_Requirement_: Check each line of the records for "населению"; collect those that have it.

==== Supplied entries

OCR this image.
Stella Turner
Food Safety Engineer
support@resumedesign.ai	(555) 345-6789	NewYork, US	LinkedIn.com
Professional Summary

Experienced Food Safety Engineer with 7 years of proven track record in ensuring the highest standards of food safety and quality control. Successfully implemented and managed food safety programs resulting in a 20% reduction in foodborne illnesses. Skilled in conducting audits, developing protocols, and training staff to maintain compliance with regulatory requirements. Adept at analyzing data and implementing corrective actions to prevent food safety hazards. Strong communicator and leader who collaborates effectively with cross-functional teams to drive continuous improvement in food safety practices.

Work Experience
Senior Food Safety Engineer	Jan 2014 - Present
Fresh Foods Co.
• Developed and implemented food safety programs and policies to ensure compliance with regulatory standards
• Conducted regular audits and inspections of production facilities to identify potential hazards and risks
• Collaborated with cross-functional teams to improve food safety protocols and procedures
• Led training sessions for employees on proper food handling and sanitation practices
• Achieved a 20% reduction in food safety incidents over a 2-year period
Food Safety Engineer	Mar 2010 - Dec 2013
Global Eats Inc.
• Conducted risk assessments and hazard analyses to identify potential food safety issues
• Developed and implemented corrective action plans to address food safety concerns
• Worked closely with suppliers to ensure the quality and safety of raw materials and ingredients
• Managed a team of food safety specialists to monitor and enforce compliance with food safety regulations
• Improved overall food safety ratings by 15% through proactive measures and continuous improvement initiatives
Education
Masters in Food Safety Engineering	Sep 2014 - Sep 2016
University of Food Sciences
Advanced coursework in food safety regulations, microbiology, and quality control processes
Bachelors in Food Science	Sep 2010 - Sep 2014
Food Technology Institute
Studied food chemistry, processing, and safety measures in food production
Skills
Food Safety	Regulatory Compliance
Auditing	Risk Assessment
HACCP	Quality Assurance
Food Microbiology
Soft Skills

========
==== Supplied entries

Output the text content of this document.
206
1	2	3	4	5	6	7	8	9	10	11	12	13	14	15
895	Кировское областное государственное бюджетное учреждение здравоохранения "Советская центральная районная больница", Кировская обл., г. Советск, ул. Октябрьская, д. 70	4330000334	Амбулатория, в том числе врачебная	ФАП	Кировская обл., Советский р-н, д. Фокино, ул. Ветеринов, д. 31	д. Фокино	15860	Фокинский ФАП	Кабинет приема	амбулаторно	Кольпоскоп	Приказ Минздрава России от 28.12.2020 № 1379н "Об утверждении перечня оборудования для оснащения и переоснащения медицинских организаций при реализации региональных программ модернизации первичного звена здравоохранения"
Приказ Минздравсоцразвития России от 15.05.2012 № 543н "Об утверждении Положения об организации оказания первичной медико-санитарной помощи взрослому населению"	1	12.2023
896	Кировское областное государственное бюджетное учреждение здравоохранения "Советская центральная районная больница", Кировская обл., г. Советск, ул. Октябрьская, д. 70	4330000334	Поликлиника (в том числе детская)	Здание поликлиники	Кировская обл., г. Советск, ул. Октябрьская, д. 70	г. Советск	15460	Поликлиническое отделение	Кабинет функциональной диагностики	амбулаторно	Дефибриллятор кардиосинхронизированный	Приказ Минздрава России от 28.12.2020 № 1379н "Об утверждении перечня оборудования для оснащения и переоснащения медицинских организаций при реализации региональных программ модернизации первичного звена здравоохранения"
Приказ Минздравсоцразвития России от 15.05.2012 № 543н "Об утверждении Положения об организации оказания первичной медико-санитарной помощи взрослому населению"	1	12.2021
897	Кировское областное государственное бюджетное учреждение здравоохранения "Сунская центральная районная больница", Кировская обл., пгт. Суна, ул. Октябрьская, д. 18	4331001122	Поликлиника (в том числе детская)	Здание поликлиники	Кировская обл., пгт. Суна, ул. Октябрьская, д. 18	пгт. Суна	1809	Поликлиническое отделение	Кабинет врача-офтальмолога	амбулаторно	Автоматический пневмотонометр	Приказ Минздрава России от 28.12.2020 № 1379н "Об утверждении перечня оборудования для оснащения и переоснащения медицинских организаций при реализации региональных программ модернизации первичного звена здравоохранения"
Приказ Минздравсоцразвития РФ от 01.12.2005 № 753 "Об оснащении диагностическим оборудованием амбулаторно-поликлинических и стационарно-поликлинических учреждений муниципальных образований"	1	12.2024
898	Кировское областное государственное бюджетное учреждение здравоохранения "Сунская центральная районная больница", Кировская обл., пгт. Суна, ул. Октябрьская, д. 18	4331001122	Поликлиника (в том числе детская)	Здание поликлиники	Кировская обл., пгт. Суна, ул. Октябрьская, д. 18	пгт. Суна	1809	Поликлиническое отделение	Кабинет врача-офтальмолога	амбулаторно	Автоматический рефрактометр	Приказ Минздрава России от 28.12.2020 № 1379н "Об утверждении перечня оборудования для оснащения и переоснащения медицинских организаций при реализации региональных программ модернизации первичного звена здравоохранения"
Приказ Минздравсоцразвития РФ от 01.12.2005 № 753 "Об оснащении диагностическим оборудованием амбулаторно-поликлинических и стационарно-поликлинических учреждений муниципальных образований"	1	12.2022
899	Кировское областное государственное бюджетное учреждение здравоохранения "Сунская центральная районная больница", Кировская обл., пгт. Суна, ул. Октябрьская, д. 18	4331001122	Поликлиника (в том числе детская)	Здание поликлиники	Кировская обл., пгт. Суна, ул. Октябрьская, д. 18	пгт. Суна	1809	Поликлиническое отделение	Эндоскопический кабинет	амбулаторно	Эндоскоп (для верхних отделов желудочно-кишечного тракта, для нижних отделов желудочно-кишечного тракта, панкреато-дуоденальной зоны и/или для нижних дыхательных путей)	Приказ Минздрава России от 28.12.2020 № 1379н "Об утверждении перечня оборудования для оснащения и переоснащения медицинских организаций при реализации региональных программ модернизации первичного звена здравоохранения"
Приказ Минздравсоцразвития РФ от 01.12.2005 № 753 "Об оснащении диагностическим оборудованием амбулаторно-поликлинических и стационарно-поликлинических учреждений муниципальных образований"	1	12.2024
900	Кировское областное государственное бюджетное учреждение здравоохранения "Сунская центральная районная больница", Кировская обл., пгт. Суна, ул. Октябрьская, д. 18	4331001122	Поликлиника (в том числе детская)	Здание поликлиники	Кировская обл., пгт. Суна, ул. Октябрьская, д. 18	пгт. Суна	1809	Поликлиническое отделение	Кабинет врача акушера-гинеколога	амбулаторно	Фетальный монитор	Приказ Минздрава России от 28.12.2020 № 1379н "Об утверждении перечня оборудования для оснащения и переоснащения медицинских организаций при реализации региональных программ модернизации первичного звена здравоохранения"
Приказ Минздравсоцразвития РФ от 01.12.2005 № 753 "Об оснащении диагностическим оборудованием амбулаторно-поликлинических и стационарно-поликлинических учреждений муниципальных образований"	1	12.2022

========
==== Supplied entries

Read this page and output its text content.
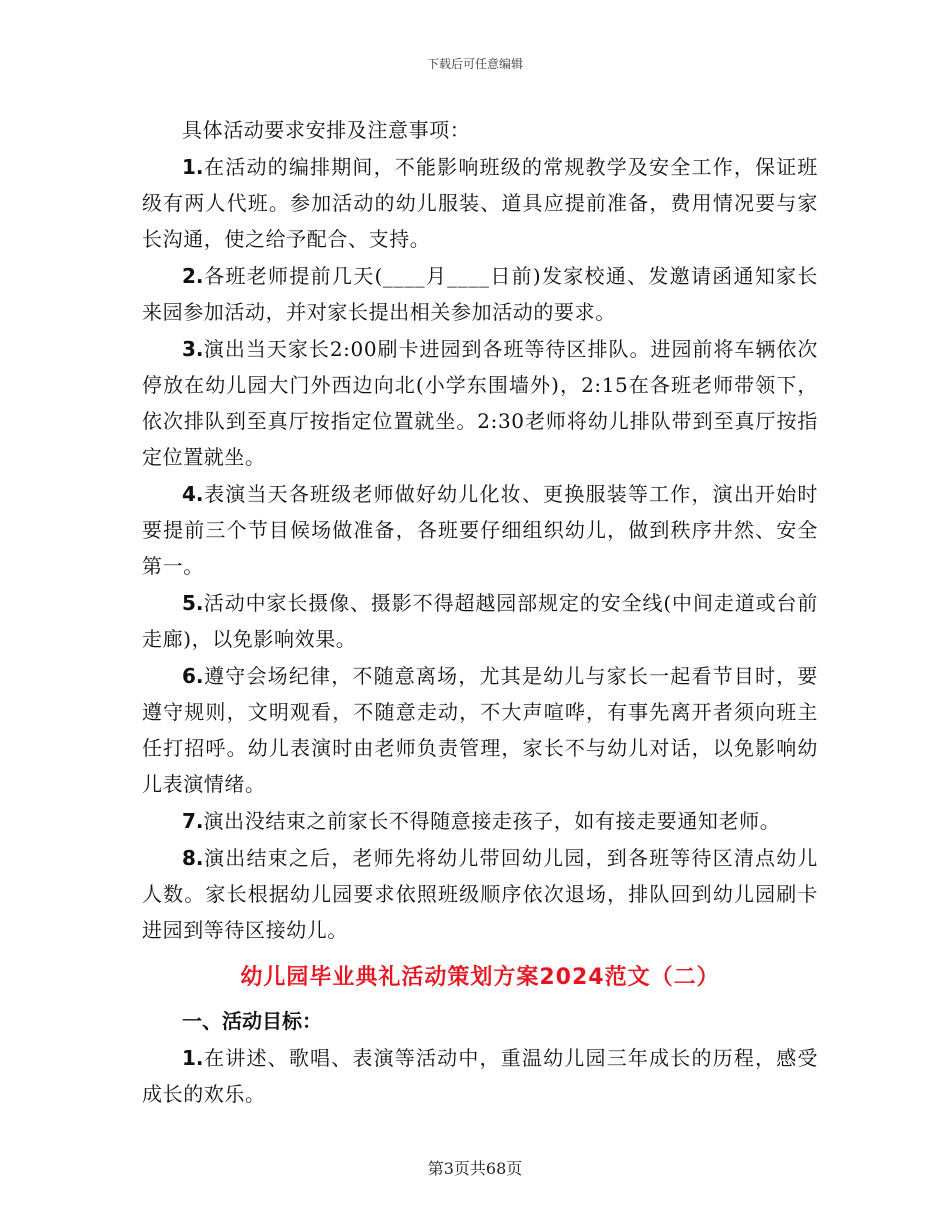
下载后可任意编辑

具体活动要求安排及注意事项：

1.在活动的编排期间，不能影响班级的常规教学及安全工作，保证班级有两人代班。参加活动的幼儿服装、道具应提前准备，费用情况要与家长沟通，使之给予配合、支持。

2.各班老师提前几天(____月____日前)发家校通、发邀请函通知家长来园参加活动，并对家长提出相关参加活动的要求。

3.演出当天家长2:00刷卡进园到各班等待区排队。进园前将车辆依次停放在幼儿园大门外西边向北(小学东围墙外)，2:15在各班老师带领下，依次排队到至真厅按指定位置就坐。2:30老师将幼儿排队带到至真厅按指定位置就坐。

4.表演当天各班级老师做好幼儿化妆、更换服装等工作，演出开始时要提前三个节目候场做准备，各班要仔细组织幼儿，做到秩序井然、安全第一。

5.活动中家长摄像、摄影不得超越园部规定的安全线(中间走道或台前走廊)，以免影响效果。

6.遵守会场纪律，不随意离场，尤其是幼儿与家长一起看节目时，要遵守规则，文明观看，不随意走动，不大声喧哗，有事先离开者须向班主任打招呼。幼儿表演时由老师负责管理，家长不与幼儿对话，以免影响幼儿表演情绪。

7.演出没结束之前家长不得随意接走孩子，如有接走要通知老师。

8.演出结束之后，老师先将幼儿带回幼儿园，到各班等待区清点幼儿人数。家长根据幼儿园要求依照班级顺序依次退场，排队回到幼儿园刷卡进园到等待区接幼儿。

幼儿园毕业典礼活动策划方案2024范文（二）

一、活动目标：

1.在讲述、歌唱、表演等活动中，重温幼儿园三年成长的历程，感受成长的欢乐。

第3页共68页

========

_Finished exercise_:
Приказ Минздравсоцразвития России от 15.05.2012 № 543н "Об утверждении Положения об организации оказания первичной медико-санитарной помощи взрослому населению"	1	12.2023
Приказ Минздравсоцразвития России от 15.05.2012 № 543н "Об утверждении Положения об организации оказания первичной медико-санитарной помощи взрослому населению"	1	12.2021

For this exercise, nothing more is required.